→ **INSTRUCTIONS FOR THE TASK**
Search the data below for "novo"; list each line that holds it.

○ ○ ○

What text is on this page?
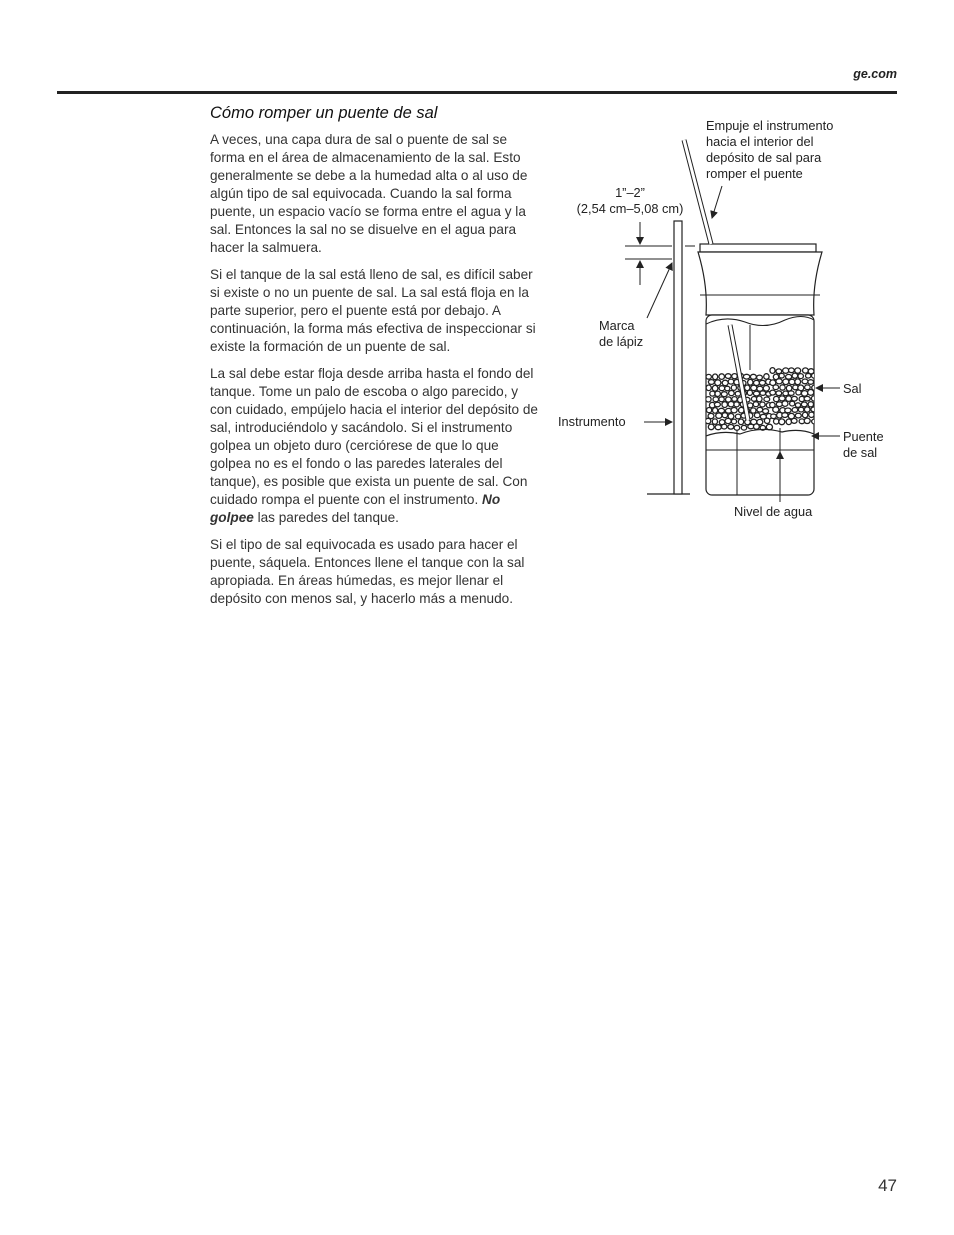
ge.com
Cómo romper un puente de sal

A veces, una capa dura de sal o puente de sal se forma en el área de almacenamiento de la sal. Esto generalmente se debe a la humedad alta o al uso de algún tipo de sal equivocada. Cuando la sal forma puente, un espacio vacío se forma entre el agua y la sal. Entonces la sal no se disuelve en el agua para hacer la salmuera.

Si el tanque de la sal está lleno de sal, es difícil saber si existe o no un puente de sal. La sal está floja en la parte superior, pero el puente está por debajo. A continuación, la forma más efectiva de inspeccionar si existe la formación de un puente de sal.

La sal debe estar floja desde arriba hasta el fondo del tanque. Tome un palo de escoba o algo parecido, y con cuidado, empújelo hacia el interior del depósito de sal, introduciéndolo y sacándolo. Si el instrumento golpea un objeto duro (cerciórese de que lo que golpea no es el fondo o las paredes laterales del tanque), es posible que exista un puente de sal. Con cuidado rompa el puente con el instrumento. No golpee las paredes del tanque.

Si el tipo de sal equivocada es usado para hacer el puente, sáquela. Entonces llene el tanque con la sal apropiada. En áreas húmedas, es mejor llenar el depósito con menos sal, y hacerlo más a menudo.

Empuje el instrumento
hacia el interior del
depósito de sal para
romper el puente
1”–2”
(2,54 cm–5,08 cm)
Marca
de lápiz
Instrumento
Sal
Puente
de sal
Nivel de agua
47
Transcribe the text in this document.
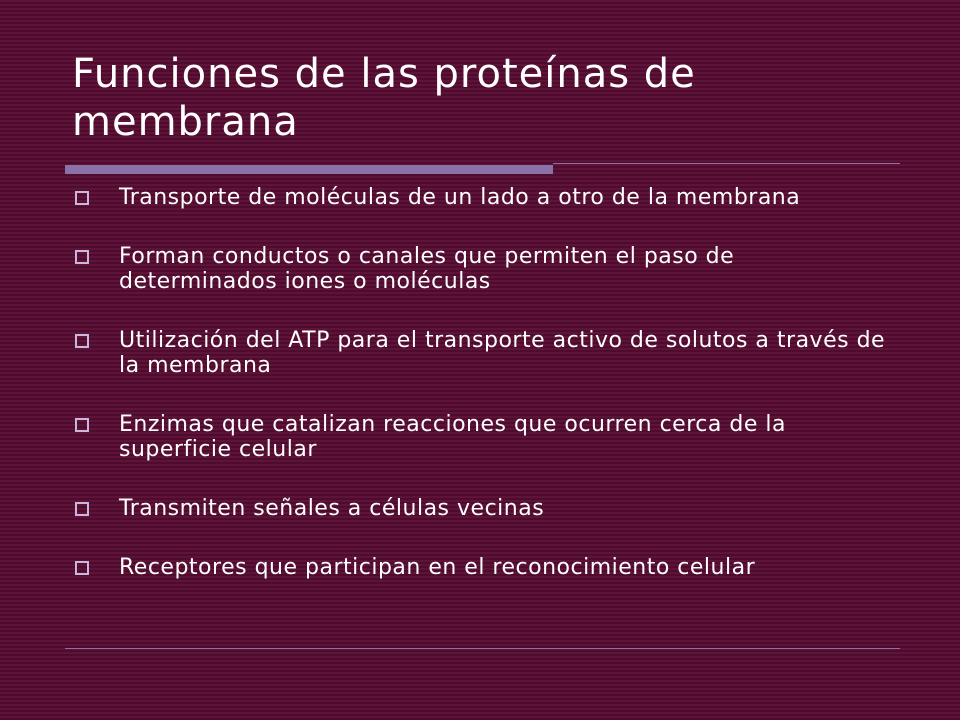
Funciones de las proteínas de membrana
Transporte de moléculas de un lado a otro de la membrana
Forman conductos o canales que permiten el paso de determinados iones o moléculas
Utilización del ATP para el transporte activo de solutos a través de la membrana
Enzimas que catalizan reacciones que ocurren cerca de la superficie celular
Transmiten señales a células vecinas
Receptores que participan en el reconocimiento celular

○ ○ ○

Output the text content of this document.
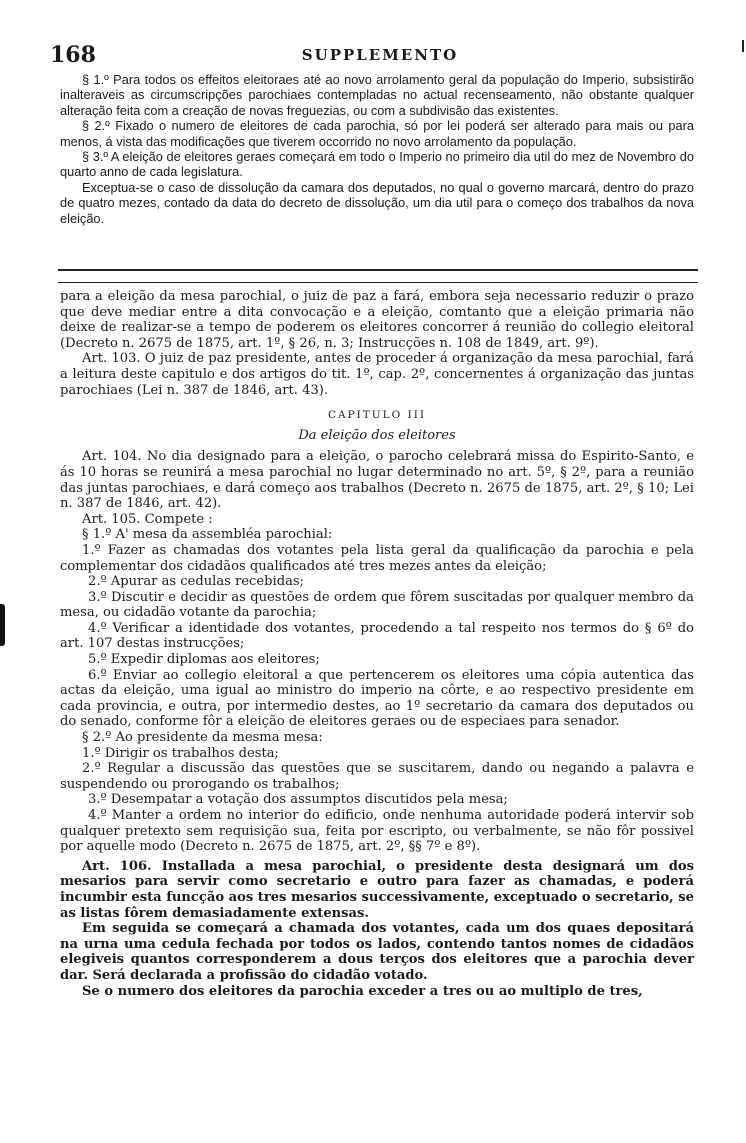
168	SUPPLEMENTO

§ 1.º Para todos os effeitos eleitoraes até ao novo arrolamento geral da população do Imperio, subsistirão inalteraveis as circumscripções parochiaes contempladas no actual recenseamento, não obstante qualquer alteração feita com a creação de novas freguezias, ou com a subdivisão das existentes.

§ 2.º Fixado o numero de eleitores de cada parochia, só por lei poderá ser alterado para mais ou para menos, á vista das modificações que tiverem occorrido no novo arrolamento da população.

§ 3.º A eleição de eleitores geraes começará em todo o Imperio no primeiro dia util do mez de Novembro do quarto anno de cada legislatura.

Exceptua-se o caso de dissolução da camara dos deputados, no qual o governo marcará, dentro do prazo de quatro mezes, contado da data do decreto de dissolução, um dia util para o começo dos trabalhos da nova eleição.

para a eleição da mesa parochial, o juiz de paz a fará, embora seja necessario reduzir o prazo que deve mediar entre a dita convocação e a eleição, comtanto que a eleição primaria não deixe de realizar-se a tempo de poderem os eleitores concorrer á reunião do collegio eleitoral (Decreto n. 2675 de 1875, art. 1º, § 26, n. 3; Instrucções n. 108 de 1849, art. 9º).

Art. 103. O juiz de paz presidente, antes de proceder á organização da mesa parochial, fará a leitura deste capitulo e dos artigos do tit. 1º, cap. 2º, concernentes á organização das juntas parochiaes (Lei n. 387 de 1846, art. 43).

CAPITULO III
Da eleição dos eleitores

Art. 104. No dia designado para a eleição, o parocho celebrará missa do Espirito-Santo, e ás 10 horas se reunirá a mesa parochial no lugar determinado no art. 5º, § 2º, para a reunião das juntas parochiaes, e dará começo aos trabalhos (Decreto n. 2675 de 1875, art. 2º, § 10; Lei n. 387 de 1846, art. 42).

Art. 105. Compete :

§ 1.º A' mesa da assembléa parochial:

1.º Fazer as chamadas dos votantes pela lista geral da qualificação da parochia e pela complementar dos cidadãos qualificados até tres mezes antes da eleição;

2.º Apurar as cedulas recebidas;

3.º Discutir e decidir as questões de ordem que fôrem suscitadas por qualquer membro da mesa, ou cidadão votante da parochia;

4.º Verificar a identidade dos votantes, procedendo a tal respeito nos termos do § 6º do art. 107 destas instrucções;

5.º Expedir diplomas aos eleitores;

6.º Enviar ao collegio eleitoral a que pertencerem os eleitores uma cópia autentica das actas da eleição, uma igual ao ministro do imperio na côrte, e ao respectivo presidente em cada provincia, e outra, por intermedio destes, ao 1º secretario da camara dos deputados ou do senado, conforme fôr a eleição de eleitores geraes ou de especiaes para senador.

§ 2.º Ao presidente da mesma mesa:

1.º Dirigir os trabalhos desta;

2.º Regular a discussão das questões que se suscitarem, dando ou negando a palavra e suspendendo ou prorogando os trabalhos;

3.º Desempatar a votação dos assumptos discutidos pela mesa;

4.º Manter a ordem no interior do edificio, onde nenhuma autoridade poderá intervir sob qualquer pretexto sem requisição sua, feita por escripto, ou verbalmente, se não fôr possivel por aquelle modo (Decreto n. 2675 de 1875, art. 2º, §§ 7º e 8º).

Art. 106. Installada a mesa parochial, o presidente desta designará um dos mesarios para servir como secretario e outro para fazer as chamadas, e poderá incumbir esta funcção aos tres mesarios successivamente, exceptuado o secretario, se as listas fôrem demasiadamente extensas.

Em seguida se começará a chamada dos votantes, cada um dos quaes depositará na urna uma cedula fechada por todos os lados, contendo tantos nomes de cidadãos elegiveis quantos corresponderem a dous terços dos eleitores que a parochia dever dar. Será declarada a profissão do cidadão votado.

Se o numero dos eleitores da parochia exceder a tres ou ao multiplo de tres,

○ ○ ○

→ **TASK RESULT**
§ 1.º Para todos os effeitos eleitoraes até ao novo arrolamento geral da população do Imperio, subsistirão inalteraveis as circumscripções parochiaes contempladas no actual recenseamento, não obstante qualquer alteração feita com a creação de novas freguezias, ou com a subdivisão das existentes.
§ 2.º Fixado o numero de eleitores de cada parochia, só por lei poderá ser alterado para mais ou para menos, á vista das modificações que tiverem occorrido no novo arrolamento da população.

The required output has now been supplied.